# [Written problem]
Review the lines that follow and copy each one that contains the word "eyebrow".

━━━━━━━━━━━━━━━━━━━━━━━━━━━━━━

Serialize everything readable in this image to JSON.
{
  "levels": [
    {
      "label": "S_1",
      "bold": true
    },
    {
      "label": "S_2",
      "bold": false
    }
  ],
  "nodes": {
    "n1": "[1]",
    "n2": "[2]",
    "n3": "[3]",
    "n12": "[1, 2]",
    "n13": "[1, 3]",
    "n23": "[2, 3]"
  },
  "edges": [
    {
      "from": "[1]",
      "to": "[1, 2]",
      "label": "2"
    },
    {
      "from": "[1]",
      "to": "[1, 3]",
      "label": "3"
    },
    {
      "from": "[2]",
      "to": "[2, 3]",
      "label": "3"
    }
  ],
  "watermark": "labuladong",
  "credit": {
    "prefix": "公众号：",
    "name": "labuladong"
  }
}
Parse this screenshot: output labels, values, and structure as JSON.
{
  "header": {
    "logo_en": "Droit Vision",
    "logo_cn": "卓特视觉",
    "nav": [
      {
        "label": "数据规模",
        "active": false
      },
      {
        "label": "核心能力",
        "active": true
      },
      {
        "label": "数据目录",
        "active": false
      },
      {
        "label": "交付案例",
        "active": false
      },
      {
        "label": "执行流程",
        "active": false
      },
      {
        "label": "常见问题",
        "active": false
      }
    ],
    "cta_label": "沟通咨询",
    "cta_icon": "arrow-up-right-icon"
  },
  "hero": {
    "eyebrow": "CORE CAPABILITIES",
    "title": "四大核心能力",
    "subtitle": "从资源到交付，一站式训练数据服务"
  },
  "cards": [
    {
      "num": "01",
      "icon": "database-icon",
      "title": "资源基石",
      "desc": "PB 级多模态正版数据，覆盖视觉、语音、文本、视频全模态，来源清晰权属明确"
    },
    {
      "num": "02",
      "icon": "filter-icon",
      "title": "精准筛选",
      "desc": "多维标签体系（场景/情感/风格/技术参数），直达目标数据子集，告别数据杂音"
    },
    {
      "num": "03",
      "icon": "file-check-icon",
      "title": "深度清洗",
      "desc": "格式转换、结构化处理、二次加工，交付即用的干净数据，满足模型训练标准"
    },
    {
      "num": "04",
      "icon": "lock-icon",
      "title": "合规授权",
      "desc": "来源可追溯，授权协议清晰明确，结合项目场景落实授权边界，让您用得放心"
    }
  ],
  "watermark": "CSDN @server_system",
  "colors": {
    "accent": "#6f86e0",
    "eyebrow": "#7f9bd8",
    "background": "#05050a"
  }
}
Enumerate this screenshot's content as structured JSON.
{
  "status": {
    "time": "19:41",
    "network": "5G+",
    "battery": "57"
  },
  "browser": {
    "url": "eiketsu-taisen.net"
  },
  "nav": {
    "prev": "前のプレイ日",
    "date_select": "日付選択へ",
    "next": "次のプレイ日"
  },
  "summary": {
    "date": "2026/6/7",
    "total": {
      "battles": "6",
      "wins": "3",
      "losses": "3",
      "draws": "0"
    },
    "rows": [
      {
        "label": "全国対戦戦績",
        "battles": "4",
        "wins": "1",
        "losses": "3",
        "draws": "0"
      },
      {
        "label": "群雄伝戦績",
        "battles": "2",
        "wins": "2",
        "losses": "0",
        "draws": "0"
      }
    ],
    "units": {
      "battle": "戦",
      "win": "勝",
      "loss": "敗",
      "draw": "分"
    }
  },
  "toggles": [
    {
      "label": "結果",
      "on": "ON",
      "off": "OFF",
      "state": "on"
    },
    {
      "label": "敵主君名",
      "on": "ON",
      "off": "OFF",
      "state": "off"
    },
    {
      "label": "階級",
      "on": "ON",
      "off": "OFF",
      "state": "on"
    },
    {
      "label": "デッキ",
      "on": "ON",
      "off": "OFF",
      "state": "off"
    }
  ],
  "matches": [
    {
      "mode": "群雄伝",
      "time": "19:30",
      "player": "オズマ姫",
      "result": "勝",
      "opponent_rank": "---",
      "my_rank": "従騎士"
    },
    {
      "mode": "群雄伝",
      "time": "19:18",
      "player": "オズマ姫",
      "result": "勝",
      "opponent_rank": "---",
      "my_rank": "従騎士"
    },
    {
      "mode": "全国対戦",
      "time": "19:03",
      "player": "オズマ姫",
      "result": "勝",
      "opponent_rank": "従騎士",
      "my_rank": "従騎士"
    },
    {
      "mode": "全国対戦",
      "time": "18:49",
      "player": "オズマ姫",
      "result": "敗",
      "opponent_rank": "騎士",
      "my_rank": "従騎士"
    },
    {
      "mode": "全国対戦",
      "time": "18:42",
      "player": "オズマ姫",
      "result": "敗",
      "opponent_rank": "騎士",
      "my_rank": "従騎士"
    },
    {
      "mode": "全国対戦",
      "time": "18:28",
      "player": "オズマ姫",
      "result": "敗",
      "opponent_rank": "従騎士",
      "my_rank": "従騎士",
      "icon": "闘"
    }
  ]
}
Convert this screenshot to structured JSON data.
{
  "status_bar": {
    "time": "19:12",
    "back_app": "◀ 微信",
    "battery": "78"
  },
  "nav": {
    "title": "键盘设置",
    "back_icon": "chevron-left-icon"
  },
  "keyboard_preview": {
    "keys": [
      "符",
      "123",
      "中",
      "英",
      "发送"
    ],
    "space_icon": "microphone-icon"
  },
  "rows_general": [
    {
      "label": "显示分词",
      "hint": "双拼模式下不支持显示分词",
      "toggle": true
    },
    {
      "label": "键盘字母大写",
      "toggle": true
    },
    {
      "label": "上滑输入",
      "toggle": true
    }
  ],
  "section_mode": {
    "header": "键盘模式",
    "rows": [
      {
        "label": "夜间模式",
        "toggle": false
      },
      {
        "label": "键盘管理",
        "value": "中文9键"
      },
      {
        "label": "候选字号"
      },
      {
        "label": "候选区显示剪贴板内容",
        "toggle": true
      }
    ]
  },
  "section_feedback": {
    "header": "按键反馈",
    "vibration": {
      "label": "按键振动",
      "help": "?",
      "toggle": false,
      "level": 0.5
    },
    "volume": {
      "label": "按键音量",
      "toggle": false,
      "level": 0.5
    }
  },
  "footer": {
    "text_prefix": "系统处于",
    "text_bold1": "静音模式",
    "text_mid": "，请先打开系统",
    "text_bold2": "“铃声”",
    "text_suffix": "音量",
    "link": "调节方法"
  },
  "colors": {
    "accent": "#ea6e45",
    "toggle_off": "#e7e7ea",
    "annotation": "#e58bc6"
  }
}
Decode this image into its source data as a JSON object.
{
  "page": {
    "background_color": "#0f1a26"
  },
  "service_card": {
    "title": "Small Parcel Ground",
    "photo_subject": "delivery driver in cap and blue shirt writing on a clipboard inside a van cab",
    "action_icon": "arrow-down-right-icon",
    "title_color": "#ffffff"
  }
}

━━━━━━━━━━━━━━━━━━━━━━━━━━━━━━

# [Worked answer]
    "eyebrow": "CORE CAPABILITIES",
    "eyebrow": "#7f9bd8",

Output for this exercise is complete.